• PROBLEM DETAILS:
State how many lines of the records contain the string "มสมาร", and give no other information.

• DATA PROVIDED:
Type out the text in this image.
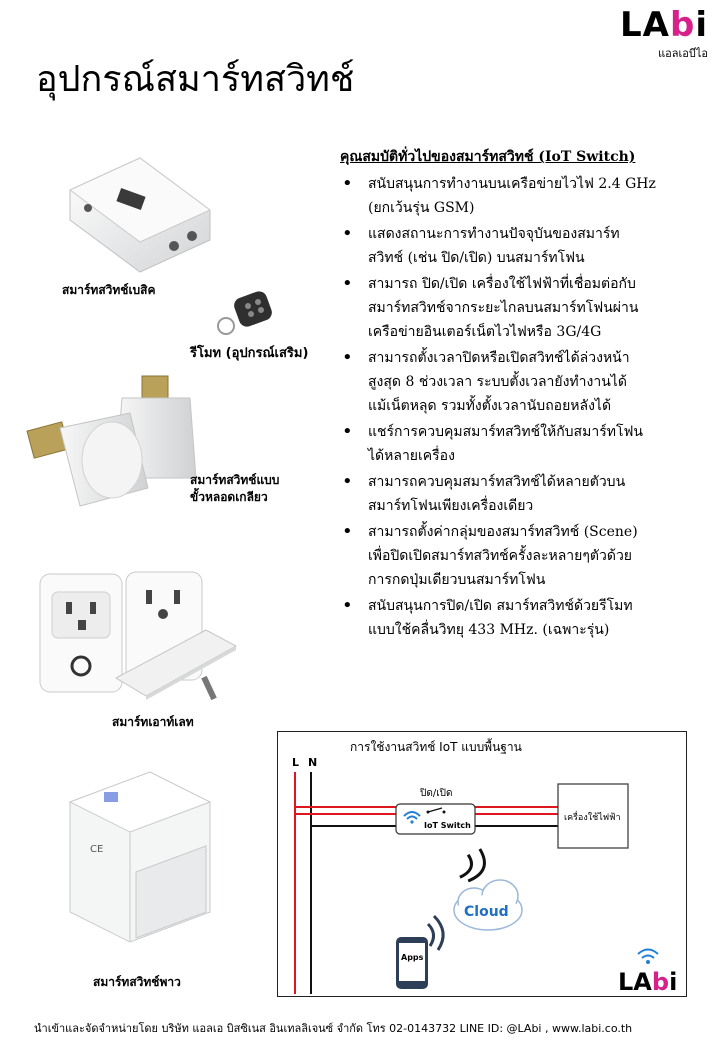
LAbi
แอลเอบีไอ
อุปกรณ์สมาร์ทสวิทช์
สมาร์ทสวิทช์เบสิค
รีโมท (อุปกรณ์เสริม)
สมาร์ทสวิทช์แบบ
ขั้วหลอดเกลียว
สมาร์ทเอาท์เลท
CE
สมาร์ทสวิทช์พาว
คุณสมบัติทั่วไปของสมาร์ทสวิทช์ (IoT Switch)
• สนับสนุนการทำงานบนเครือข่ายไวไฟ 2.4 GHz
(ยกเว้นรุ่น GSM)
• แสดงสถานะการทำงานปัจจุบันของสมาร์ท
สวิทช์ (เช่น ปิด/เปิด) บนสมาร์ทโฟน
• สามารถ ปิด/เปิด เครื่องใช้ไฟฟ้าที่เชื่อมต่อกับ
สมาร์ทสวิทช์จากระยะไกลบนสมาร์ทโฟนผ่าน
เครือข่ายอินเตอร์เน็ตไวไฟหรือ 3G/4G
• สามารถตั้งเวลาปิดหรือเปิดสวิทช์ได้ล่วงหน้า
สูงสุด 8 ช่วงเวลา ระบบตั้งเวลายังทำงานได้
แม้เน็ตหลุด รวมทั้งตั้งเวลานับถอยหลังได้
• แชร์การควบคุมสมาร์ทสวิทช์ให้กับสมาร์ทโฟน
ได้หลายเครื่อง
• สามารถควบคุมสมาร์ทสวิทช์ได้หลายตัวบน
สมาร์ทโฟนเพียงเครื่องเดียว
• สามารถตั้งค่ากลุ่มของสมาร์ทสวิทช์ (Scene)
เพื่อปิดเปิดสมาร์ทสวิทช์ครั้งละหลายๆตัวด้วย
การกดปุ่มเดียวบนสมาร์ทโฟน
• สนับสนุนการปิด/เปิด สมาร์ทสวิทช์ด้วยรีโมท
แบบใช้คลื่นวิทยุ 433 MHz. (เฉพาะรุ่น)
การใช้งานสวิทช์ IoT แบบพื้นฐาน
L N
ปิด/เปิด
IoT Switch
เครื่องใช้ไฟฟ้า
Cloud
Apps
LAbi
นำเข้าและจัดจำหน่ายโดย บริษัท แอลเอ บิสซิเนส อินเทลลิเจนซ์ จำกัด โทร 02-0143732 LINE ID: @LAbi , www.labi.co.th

• RESULT FOR THIS EXERCISE:
2